= Records shown =

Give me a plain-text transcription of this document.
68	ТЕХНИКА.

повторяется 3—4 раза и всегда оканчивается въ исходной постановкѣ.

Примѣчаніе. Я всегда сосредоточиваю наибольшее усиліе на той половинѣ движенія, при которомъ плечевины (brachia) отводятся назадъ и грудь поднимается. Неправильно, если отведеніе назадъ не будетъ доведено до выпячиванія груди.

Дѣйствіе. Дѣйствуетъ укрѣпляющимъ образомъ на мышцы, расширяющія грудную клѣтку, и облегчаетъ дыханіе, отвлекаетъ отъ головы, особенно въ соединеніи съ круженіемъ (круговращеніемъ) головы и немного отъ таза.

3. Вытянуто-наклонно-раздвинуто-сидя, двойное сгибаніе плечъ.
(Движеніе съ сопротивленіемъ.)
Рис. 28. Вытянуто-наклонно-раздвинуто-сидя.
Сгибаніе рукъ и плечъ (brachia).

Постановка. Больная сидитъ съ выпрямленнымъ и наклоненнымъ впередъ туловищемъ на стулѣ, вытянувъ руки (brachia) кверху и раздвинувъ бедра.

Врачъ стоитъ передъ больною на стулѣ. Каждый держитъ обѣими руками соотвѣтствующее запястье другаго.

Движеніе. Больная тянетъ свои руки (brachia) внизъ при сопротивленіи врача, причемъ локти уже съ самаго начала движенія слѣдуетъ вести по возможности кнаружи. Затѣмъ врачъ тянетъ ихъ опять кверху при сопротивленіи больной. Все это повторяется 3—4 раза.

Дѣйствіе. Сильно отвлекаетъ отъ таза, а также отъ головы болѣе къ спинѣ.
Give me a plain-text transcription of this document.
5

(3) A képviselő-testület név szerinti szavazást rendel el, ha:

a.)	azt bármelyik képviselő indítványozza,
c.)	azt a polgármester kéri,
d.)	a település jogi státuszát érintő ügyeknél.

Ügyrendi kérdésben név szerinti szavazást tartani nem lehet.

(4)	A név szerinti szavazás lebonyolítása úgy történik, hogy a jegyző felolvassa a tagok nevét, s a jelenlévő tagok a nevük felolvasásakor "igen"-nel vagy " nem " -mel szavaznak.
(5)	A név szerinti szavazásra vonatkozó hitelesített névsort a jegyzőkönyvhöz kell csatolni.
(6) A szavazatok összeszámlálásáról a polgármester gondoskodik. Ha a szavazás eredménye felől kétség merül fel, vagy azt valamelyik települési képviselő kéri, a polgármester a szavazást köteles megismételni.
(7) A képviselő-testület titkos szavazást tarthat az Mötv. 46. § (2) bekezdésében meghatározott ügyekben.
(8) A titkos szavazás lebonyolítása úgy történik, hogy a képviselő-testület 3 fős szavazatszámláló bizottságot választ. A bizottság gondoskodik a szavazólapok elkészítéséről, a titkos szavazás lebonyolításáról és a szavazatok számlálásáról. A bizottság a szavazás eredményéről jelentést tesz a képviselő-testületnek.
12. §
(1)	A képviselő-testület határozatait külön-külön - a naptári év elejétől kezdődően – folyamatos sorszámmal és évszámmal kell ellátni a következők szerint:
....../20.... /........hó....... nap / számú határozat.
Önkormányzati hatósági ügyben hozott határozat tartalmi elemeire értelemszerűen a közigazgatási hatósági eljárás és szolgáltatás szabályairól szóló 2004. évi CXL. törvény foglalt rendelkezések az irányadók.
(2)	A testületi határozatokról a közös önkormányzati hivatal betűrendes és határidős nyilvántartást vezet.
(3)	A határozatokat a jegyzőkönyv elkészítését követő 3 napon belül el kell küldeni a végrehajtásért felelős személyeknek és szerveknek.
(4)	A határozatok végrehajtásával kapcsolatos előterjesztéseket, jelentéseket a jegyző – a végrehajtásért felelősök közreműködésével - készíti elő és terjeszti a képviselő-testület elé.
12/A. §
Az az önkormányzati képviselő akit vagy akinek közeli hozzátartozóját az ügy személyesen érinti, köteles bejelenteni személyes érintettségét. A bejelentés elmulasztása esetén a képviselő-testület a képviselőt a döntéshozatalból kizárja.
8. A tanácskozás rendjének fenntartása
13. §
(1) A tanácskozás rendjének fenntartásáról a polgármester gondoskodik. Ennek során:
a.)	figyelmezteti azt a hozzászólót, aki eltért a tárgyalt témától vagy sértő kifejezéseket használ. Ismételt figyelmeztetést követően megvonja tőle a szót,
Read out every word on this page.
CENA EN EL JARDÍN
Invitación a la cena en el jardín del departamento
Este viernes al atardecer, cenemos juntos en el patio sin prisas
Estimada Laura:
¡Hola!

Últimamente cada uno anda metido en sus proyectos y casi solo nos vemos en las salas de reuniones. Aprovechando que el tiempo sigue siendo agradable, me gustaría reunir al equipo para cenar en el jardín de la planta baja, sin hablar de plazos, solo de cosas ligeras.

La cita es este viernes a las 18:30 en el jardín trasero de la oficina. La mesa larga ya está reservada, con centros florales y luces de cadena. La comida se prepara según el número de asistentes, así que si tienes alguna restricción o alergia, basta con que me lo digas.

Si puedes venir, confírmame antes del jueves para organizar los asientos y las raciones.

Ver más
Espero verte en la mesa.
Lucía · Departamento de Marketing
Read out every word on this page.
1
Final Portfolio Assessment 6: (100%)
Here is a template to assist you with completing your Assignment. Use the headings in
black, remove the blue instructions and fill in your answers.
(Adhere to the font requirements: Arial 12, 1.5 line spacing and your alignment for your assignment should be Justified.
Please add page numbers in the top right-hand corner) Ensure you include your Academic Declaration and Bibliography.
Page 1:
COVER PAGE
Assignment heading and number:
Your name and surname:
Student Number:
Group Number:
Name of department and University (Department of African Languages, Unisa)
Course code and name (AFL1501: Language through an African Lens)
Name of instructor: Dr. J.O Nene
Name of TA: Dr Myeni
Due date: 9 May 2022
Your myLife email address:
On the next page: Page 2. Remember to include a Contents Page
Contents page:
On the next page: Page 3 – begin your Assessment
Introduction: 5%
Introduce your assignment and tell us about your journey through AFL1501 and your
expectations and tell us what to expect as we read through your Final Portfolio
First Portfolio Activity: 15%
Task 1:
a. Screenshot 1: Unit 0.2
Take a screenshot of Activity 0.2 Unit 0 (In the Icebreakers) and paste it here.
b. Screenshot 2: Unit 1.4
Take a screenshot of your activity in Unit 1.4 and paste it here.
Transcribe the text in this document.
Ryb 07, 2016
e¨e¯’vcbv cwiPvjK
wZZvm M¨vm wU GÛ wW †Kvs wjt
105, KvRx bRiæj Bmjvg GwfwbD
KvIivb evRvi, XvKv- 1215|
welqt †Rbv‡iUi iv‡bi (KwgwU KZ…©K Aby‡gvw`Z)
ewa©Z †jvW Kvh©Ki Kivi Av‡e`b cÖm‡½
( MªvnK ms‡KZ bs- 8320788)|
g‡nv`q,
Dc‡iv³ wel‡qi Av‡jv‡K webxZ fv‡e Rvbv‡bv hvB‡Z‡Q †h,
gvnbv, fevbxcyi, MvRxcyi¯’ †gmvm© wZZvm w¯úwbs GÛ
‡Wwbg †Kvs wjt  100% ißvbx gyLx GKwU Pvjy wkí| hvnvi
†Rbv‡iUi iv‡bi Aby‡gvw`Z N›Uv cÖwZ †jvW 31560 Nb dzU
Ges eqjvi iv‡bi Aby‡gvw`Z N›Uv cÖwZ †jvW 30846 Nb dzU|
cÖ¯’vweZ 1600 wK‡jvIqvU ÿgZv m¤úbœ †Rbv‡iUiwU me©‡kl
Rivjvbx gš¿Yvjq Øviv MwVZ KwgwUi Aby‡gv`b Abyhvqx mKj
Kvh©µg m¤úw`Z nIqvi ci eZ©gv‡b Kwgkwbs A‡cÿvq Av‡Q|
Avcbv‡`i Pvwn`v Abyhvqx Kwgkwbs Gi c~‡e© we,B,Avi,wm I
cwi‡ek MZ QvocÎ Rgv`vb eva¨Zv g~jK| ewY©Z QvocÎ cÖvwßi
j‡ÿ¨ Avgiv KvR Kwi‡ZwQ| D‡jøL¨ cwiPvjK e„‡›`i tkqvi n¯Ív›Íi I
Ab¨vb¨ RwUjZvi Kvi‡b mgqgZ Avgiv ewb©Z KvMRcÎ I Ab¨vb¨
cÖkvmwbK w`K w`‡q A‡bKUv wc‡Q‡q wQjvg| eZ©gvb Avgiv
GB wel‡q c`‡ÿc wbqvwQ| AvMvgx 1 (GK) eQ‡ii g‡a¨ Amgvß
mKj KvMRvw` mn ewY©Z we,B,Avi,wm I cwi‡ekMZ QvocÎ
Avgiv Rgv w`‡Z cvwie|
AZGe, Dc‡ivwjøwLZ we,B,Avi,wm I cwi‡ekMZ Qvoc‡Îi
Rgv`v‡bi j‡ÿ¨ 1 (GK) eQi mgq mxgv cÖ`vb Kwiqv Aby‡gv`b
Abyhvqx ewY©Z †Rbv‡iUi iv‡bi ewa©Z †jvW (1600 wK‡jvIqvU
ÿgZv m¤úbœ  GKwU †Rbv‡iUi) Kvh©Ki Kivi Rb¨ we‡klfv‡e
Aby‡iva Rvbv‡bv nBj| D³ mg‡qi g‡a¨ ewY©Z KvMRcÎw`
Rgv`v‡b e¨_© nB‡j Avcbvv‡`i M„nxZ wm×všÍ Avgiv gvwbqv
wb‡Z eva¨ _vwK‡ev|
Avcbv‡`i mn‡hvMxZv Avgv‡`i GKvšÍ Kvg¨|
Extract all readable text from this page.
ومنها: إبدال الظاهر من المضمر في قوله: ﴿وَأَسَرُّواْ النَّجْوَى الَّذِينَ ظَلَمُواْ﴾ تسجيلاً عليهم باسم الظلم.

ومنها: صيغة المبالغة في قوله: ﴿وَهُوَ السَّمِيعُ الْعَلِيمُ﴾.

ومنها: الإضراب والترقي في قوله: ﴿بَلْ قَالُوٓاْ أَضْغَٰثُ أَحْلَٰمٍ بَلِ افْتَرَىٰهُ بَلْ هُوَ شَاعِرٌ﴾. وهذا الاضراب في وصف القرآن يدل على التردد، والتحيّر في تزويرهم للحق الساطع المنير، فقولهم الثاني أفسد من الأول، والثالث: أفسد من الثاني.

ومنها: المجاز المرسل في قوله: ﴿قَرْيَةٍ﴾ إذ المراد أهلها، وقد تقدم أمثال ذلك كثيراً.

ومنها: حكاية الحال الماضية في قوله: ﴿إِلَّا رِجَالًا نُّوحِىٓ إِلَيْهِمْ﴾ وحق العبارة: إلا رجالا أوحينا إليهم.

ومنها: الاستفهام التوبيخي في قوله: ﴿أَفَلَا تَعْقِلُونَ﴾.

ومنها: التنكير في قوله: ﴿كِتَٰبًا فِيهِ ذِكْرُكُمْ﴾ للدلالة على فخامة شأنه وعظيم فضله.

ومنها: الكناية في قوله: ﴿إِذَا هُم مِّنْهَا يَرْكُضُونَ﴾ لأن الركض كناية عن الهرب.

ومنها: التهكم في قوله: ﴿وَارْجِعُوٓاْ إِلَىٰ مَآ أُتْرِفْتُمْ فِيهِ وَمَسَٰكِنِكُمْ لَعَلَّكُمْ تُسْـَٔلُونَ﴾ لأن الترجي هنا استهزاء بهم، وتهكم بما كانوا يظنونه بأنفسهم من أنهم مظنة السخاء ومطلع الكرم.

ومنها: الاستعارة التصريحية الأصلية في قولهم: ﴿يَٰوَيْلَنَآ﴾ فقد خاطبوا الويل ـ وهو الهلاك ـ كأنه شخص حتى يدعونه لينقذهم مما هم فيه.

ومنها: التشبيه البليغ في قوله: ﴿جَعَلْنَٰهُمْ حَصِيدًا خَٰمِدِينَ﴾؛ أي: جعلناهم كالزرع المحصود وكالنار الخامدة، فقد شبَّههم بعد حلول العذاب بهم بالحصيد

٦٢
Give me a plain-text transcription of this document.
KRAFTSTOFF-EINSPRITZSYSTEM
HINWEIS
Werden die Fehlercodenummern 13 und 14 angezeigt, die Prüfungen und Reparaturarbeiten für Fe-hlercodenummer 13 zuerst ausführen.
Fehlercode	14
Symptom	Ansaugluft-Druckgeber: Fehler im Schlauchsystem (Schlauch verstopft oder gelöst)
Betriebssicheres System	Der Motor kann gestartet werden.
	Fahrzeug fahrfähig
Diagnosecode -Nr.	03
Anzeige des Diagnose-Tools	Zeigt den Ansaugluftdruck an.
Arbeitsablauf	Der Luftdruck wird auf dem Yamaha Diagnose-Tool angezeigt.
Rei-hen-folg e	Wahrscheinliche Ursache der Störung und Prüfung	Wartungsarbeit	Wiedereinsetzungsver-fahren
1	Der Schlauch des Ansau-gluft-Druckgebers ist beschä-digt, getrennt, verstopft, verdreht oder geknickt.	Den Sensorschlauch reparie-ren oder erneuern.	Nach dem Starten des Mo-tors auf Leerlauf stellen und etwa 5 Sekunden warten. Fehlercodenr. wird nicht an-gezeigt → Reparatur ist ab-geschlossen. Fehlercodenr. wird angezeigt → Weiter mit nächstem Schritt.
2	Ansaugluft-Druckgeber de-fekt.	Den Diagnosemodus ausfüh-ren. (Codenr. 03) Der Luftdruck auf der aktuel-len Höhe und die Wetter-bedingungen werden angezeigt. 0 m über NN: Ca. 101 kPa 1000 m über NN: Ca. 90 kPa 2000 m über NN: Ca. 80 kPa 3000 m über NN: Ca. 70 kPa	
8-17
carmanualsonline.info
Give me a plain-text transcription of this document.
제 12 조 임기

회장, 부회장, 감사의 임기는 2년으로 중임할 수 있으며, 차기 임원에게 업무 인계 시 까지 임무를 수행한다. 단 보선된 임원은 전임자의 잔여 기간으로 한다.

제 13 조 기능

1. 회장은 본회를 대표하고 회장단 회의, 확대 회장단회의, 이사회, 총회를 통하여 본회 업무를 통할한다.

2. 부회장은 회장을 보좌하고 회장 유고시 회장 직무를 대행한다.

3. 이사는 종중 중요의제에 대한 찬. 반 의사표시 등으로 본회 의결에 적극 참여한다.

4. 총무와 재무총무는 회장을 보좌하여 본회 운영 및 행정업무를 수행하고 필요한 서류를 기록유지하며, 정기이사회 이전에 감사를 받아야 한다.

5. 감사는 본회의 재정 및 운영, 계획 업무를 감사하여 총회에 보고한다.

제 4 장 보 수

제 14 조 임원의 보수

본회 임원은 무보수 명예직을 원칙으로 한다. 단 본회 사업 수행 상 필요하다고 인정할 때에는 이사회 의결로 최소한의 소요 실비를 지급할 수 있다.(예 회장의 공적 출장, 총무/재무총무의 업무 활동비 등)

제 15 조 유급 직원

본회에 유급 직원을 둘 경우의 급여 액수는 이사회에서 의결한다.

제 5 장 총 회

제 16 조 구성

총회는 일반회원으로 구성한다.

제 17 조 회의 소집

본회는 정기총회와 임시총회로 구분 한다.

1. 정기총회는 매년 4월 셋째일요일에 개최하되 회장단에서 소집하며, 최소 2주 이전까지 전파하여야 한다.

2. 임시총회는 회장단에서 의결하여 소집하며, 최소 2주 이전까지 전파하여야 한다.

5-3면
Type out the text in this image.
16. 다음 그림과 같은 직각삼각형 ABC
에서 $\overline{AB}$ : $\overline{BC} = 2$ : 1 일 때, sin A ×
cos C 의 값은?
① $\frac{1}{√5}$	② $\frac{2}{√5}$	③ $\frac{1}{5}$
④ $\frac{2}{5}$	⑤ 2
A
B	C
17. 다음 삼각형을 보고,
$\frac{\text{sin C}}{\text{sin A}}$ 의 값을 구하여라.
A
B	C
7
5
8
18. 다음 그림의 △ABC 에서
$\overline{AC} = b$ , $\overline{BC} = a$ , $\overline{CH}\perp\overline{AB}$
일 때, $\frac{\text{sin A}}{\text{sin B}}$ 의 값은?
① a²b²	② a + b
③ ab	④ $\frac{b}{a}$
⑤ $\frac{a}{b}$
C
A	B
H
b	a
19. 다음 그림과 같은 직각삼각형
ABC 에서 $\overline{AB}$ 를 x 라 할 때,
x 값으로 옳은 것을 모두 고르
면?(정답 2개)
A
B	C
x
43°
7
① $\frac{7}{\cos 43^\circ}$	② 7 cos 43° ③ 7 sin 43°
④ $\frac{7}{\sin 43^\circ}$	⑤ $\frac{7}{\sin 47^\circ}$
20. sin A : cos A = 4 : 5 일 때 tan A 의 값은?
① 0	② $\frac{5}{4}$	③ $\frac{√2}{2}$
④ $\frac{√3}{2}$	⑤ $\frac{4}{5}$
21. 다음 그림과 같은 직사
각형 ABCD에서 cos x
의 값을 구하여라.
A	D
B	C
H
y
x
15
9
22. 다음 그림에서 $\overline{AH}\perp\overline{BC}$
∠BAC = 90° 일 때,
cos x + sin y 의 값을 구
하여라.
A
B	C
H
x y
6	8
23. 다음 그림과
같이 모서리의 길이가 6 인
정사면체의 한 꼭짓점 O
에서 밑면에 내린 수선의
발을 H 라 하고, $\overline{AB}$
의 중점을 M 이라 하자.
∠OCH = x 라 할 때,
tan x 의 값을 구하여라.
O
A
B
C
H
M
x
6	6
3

= Objective =
Identify each line in the entries with the word "oder" and copy it.

= Expected answer =
Symptom	Ansaugluft-Druckgeber: Fehler im Schlauchsystem (Schlauch verstopft oder gelöst)
1	Der Schlauch des Ansau-gluft-Druckgebers ist beschä-digt, getrennt, verstopft, verdreht oder geknickt.	Den Sensorschlauch reparie-ren oder erneuern.	Nach dem Starten des Mo-tors auf Leerlauf stellen und etwa 5 Sekunden warten. Fehlercodenr. wird nicht an-gezeigt → Reparatur ist ab-geschlossen. Fehlercodenr. wird angezeigt → Weiter mit nächstem Schritt.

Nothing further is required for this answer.